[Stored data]

________________________

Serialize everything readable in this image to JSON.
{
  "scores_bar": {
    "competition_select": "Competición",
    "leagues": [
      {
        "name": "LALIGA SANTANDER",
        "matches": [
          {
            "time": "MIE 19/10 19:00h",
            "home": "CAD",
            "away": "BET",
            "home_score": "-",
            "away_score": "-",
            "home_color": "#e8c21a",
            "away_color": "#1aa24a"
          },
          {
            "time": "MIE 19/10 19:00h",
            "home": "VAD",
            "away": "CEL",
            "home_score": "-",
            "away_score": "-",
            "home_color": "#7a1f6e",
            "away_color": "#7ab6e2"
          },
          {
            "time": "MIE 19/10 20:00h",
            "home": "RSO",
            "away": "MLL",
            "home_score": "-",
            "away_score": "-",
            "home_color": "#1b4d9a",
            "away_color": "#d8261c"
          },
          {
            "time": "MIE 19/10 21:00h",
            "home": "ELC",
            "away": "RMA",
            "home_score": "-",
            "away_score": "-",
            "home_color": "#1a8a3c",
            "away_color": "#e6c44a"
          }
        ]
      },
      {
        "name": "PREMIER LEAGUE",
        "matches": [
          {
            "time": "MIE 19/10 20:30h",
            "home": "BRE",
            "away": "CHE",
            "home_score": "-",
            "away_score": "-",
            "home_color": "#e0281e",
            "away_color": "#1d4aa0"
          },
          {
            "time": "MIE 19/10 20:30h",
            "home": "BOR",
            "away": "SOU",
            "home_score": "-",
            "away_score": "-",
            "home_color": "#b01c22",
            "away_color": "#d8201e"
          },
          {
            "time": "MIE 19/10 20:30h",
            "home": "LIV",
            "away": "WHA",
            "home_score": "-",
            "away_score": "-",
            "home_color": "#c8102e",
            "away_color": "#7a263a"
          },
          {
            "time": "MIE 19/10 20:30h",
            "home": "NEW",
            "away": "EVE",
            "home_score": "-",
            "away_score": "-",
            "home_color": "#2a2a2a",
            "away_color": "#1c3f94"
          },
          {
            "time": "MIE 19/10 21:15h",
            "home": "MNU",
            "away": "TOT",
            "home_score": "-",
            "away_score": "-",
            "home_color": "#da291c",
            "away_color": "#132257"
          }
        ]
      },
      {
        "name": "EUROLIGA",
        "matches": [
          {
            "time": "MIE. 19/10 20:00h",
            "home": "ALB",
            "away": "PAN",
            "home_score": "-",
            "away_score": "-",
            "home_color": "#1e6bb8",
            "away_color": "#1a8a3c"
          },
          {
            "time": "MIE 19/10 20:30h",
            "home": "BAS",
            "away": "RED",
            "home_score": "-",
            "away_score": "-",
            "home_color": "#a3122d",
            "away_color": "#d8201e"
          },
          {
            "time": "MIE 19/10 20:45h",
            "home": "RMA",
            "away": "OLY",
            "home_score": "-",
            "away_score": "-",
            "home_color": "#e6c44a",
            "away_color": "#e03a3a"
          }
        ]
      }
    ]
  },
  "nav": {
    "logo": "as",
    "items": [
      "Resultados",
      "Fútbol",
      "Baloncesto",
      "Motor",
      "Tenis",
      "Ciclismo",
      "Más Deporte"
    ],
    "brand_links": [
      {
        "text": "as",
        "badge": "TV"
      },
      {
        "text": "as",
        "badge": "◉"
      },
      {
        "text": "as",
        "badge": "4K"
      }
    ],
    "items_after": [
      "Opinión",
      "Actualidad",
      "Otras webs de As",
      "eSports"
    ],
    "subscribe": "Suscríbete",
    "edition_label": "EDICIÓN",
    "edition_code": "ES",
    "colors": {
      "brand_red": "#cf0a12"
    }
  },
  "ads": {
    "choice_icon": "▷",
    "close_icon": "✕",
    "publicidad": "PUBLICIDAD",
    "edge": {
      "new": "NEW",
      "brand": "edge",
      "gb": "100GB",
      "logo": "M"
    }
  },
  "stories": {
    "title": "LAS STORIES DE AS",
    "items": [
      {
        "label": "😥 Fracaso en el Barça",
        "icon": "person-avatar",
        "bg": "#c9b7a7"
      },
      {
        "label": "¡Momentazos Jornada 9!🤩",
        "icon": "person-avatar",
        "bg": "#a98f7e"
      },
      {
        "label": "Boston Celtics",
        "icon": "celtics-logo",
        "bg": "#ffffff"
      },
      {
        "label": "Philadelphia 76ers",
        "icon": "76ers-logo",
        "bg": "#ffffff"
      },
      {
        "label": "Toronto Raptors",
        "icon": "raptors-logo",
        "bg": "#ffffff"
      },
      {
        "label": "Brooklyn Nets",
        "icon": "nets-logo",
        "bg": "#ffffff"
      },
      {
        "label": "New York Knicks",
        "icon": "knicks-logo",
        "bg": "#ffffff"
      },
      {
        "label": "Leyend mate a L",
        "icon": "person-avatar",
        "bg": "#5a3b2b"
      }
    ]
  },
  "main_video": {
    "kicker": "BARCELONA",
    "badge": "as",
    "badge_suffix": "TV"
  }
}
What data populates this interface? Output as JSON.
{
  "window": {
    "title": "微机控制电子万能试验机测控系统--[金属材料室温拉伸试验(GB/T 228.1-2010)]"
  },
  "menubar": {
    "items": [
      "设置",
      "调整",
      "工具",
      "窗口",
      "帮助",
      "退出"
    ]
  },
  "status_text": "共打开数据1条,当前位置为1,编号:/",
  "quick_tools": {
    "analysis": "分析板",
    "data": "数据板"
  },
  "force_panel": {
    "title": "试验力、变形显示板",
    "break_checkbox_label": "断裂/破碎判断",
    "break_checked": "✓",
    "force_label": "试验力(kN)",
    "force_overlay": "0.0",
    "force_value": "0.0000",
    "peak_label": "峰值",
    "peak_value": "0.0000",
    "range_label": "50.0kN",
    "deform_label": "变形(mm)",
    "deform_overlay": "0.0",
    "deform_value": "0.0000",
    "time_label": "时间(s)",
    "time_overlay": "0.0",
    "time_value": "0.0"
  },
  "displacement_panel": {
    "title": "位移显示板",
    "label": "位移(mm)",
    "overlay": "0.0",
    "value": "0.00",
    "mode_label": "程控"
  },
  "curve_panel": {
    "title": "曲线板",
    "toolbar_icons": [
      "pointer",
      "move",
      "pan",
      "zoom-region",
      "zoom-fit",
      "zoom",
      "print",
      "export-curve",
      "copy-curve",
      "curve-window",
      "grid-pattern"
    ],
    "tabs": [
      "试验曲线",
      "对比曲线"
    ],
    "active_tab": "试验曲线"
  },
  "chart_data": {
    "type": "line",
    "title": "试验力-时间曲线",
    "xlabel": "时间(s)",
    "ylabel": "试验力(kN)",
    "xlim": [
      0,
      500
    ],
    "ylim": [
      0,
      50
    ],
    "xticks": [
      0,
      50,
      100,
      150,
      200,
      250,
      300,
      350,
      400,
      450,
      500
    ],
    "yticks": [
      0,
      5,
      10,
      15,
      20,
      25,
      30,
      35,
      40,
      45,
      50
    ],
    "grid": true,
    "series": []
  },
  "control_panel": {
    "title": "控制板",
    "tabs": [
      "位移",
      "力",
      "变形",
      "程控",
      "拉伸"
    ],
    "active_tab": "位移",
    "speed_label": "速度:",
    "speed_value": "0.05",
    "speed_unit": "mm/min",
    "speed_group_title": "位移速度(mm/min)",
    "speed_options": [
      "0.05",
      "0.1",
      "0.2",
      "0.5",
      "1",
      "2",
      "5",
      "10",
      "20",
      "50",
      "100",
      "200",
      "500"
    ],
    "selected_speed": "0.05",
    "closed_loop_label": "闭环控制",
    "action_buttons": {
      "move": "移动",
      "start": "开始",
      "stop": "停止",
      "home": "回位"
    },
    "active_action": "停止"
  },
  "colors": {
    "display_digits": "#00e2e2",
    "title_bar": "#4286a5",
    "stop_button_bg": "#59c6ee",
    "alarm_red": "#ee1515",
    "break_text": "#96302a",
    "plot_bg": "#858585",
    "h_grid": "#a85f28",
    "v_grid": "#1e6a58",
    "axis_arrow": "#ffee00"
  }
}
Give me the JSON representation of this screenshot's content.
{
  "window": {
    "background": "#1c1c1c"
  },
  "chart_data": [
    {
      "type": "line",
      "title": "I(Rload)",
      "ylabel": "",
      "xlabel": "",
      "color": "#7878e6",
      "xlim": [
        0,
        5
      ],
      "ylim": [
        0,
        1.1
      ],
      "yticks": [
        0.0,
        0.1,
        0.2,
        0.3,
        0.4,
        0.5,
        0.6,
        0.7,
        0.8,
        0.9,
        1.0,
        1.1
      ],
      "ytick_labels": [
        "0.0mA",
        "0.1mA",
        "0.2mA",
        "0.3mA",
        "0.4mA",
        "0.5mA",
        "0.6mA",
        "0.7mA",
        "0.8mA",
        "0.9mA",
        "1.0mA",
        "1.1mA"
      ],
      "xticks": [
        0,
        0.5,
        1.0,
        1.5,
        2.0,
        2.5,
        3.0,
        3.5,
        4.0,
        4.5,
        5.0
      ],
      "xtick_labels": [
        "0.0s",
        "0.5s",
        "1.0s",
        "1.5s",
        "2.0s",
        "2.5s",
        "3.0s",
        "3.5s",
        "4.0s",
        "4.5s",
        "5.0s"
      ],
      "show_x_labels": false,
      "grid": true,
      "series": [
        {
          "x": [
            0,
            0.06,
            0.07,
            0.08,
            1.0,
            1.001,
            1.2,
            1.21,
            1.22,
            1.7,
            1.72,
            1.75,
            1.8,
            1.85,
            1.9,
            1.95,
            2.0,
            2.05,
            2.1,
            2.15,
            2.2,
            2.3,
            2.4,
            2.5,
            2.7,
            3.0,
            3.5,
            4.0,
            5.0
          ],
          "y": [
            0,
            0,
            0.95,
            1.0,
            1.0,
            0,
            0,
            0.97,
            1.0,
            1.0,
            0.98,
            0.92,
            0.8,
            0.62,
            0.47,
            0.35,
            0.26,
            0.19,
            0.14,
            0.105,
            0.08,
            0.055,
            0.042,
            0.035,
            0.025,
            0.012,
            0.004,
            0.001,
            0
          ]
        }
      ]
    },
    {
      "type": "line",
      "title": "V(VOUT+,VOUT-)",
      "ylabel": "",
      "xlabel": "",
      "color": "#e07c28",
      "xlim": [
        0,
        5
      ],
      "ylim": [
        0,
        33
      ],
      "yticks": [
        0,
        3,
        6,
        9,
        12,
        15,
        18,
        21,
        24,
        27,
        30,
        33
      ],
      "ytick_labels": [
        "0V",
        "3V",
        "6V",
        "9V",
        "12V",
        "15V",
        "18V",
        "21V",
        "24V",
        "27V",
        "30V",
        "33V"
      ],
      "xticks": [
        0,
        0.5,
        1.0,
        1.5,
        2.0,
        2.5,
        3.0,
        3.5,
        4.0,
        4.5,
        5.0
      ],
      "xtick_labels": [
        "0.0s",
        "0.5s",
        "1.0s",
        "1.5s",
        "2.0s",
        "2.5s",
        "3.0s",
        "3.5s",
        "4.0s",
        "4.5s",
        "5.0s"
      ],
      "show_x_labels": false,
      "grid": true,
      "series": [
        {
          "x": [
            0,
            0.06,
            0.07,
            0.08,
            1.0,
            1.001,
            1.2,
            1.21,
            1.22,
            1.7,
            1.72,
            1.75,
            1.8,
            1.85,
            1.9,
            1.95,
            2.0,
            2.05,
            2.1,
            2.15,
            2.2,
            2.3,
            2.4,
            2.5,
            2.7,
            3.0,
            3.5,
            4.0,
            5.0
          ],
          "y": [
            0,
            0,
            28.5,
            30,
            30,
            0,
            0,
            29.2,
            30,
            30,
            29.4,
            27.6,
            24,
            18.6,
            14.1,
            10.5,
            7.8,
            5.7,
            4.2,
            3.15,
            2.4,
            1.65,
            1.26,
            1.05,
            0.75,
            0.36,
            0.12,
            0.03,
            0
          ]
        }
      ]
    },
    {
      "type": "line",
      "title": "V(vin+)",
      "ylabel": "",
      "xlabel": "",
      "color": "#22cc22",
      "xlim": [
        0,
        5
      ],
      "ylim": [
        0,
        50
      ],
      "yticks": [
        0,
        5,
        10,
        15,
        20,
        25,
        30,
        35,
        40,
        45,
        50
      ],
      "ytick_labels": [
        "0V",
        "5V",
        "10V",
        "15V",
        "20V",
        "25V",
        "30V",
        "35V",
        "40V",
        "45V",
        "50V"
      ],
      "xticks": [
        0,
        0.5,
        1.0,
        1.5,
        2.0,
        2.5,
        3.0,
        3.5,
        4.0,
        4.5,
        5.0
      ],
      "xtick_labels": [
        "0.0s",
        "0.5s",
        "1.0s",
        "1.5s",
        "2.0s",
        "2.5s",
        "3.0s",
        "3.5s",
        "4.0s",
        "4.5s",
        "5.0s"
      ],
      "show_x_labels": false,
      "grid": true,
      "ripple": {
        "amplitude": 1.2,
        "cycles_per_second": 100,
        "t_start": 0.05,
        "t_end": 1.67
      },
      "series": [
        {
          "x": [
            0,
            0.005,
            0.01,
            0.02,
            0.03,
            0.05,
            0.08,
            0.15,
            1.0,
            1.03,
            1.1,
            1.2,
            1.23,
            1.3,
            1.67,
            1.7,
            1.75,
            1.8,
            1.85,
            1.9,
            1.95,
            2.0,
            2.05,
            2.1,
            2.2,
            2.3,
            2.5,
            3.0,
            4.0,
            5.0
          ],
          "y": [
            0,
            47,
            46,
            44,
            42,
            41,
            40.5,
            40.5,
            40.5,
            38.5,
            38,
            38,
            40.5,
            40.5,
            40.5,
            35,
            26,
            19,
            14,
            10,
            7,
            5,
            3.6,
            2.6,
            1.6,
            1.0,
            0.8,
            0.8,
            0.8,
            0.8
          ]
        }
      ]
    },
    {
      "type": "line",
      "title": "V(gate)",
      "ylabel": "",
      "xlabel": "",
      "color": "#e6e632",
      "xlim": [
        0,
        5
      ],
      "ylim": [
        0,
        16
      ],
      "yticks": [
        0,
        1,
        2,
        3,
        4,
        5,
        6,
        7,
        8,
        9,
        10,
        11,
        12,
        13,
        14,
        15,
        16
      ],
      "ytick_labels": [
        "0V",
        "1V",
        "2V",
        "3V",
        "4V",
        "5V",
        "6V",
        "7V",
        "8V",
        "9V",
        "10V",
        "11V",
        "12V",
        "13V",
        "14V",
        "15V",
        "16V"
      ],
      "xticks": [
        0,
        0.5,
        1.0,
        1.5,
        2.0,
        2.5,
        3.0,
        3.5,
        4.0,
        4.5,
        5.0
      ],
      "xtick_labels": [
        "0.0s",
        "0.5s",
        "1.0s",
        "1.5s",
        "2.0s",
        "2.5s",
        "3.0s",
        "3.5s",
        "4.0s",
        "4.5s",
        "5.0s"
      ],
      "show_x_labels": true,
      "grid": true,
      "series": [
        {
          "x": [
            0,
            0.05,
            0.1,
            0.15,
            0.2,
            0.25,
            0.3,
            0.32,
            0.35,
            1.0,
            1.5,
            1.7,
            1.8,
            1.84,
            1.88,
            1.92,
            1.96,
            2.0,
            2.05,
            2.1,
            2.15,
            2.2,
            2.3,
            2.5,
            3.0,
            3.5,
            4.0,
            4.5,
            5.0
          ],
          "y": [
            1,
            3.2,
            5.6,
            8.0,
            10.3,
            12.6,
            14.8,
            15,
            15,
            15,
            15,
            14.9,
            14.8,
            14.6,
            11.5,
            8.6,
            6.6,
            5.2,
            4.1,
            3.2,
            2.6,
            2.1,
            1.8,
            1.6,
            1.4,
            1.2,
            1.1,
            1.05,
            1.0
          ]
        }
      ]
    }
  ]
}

________________________

Job
Using the entries above, tally how many lines have the word "this" in them; write the number and nothing more.

Task solution
3